* **Source excerpt**

··········

These are the hidden words that the living Jesus spoke. And Didymos Judas Thomas wrote them down.

(102) Jesus says: “Woe to them, the Pharisees, for they are like a dog sleeping in a cattle trough, for it neither eats nor [lets] the cattle eat.

(103) Jesus says: “Blessed is the person who knows at which point (of the house) the robbers are going to enter, so that [he] may arise to gather together his [domain] and gird his loins before they enter.

(104)  They said to [Jesus]: “Come, let us pray and fast today!” Jesus said: “What sin is it that I have committed, or wherein have I been overcome? But when the bridegroom comes out of the wedding chamber, then let (us) fast and pray.

(105) Jesus says: “Whoever will come to know father and mother, he will be called son of a whore.

(106) Jesus says: “When you make the two into one, you will become sons of man. And when you say ‘Mountain, move away,’ it will move away.

(107) Jesus says: “The kingdom is like a shepherd who had a hundred sheep. One of them went astray, the largest. He left the ninety-nine, (and) he sought the one until he found it. After he had toiled, he said to the sheep: ‘I love you more than the ninety-nine.’

(108) Jesus says: “Whoever will drink from my mouth will become like me. I myself will become he, and what is hidden will be revealed to him.

In the last essay we began our look at the one hundred fourth saying from the Gospel of Thomas. Reviewing the available commentary showed us that there was a rather common view that this is related to the fourteenth saying and through this to the questions asked in the sixth saying but after our analysis we have dismissed these ideas as we see the relationship only in regard to the subject matter itself and basics of the teaching. While the current saying may draw somewhat upon the ideas of the fourteenth, this is the extent of the relationship in our view and we explained this in the last essay by pointing out that the fourteenth is a saying with a single purpose that IS addressed to the disciple who is out and about on his own, without the Master to guide him.

  • Jesus tells them that “if they take you in” that they should then “eat what they will set before you” thereby showing His point in saying “If you fast, you will bring forth sin for yourselves“.

··········

* **Supplied material**

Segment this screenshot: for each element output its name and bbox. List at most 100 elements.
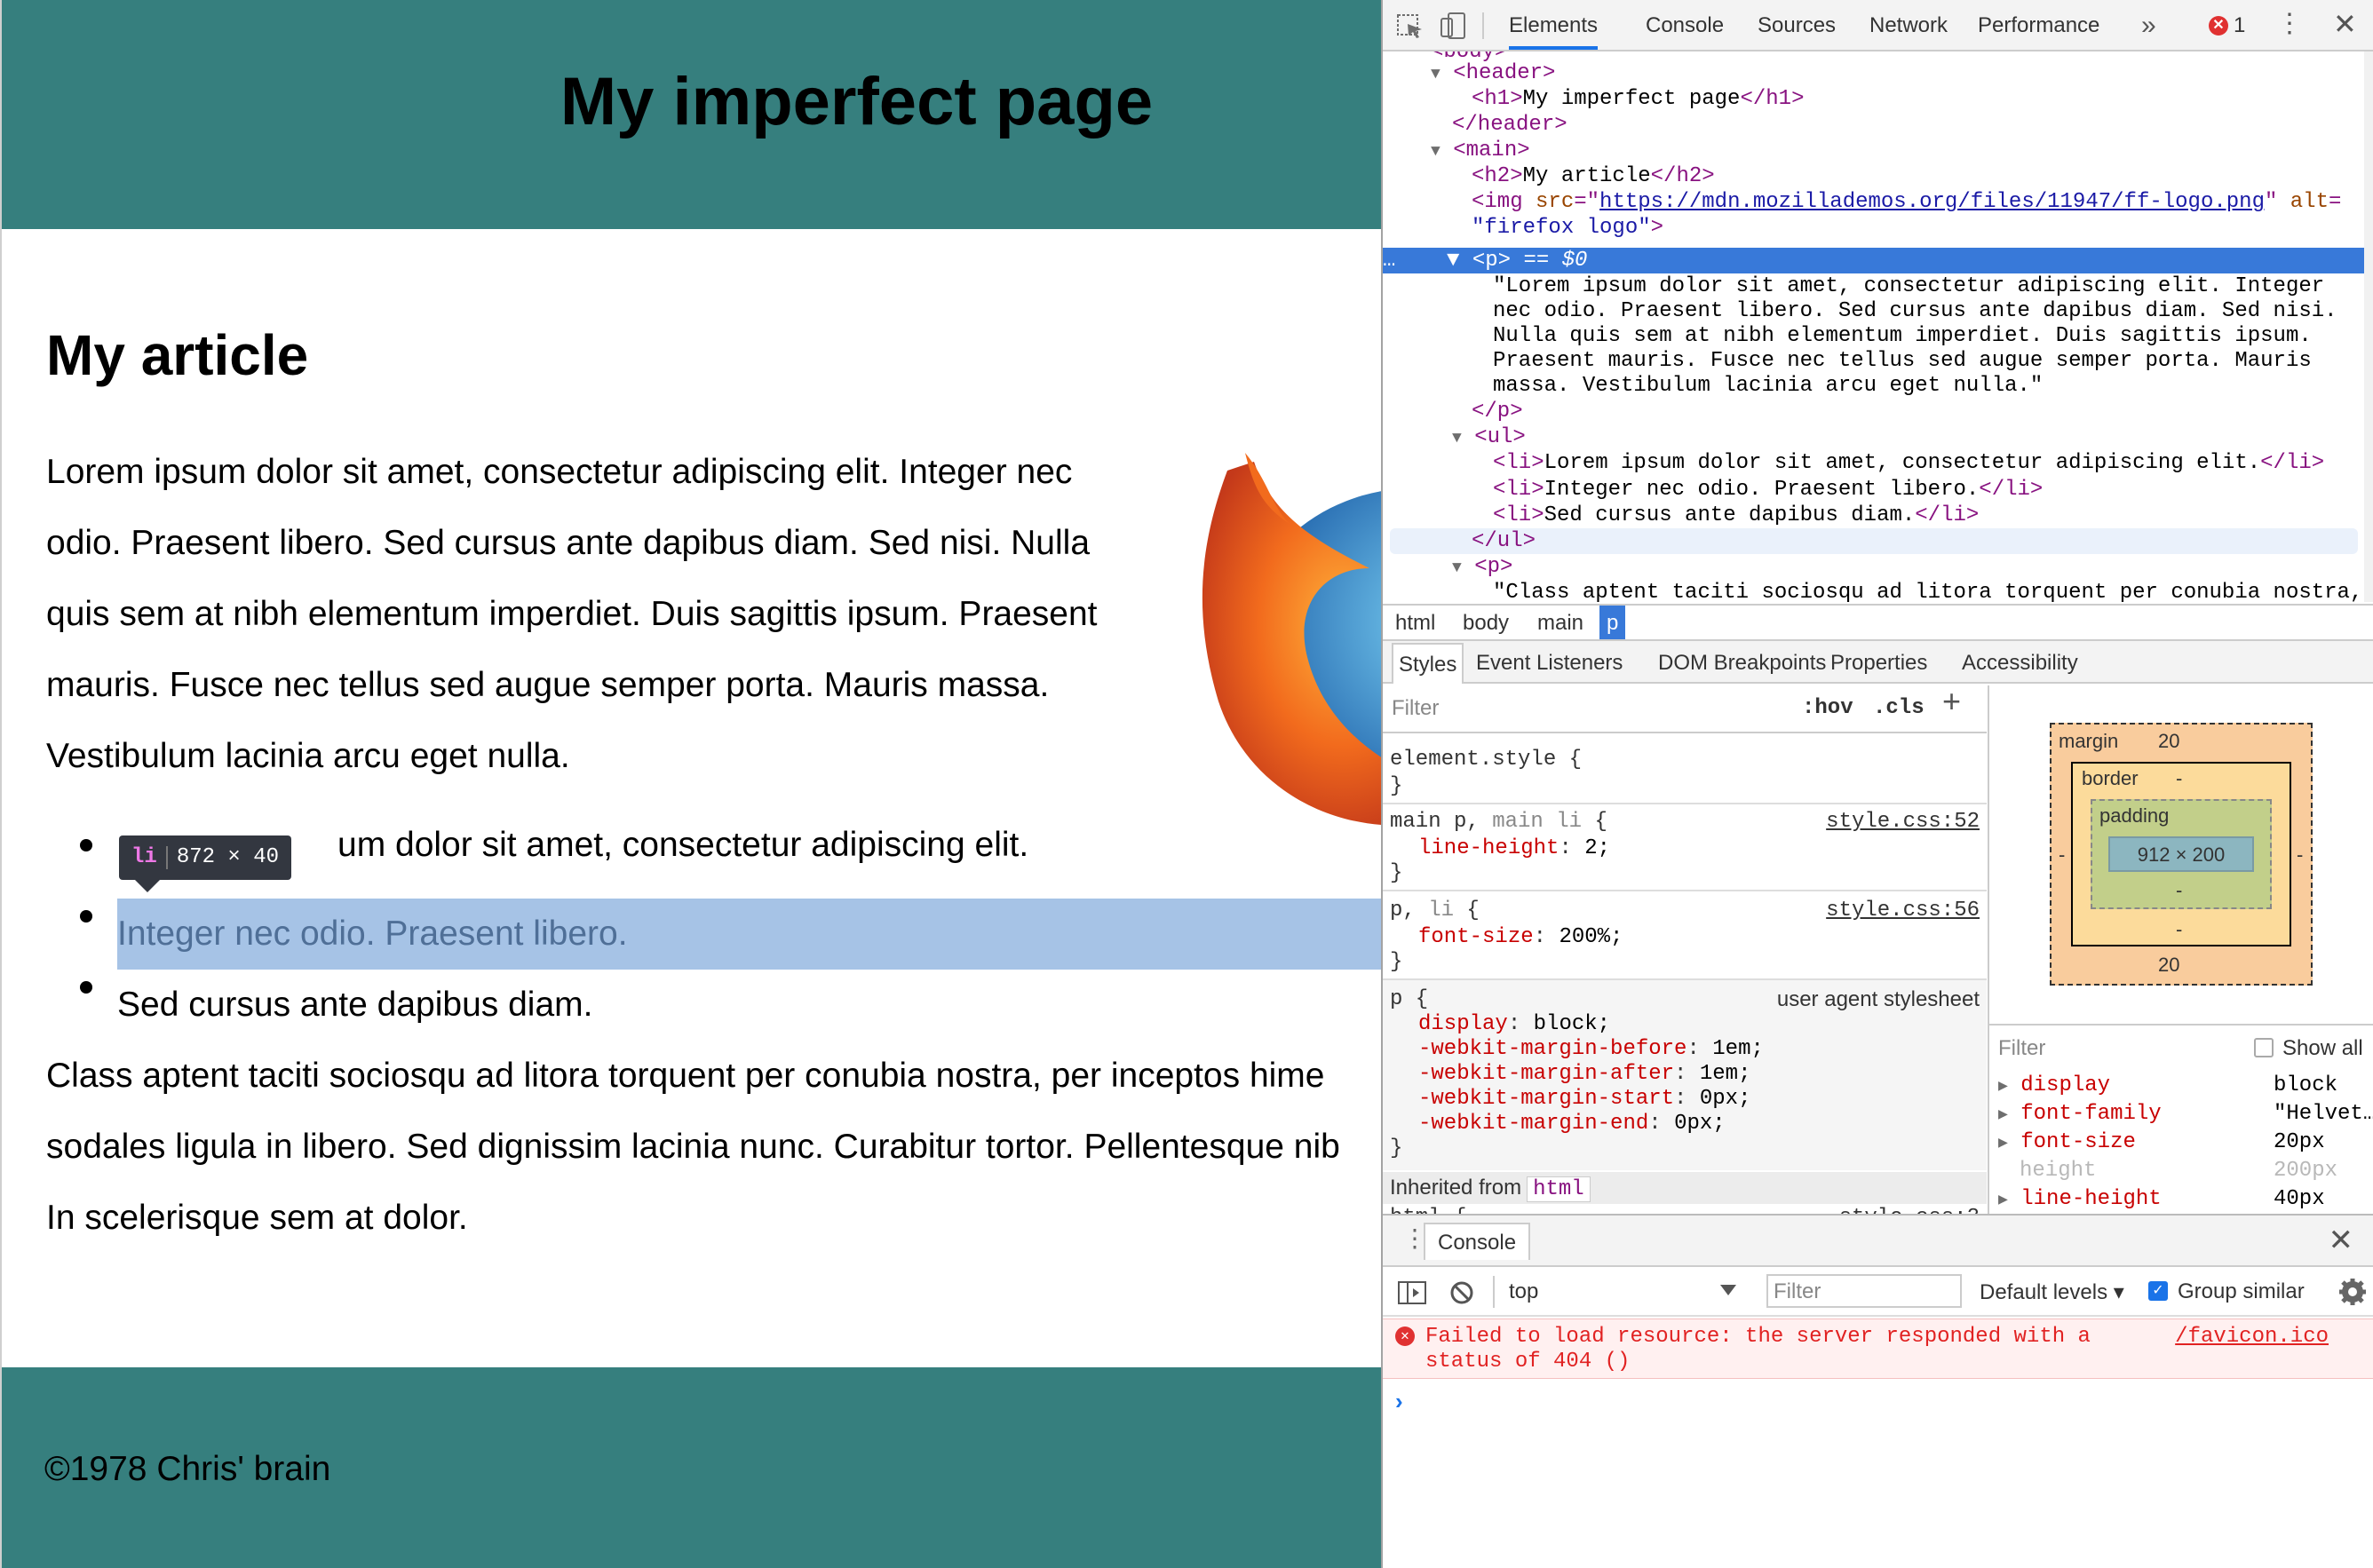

··········

* **Task to carry out**
Please carry on the Gospel of Thomas commentary above from the point where it stops.

* **Reply to the exercise**
  • In regard to prayer the Master tells them that “if you pray, you will be condemned” and in the end of this saying we find the reality of this in His saying to them “Heal the sick among them! For what goes into your mouth will not defile you. Rather, what comes out of your mouth will defile you” and in this we can read the idea that He IS saying to heal them; he IS NOT saying that they should pray for them which would be looked at condemningly if the prayer did not bring about the healing. Perhaps this was, as it is today, a common thought, that prayer can bring about healing and so it may but there IS NOT the consistency in this that there IS in the KNOWING without a doubt that the person IS healed attitude of the disciple.
  • Finally we come to almsgiving about which the Master says “And if you give alms, you will do harm to your spirits“. Here there is no explanatory dialogue but we DO KNOW the reality of this from the His other teachings. As a part of His instructions for discipleship He tell us “whosoever he be of you that forsaketh not all that he hath , he cannot be my disciple” (Luke 14:33) and this is confirmed for us by the Apostle Peter who queries the Master saying: “Behold, we have forsaken all, and followed thee” (Matthew 19:27). In this we should be able to see that the disciple has naught to give in alms and were he to do so, were he to have something, it would do him harm.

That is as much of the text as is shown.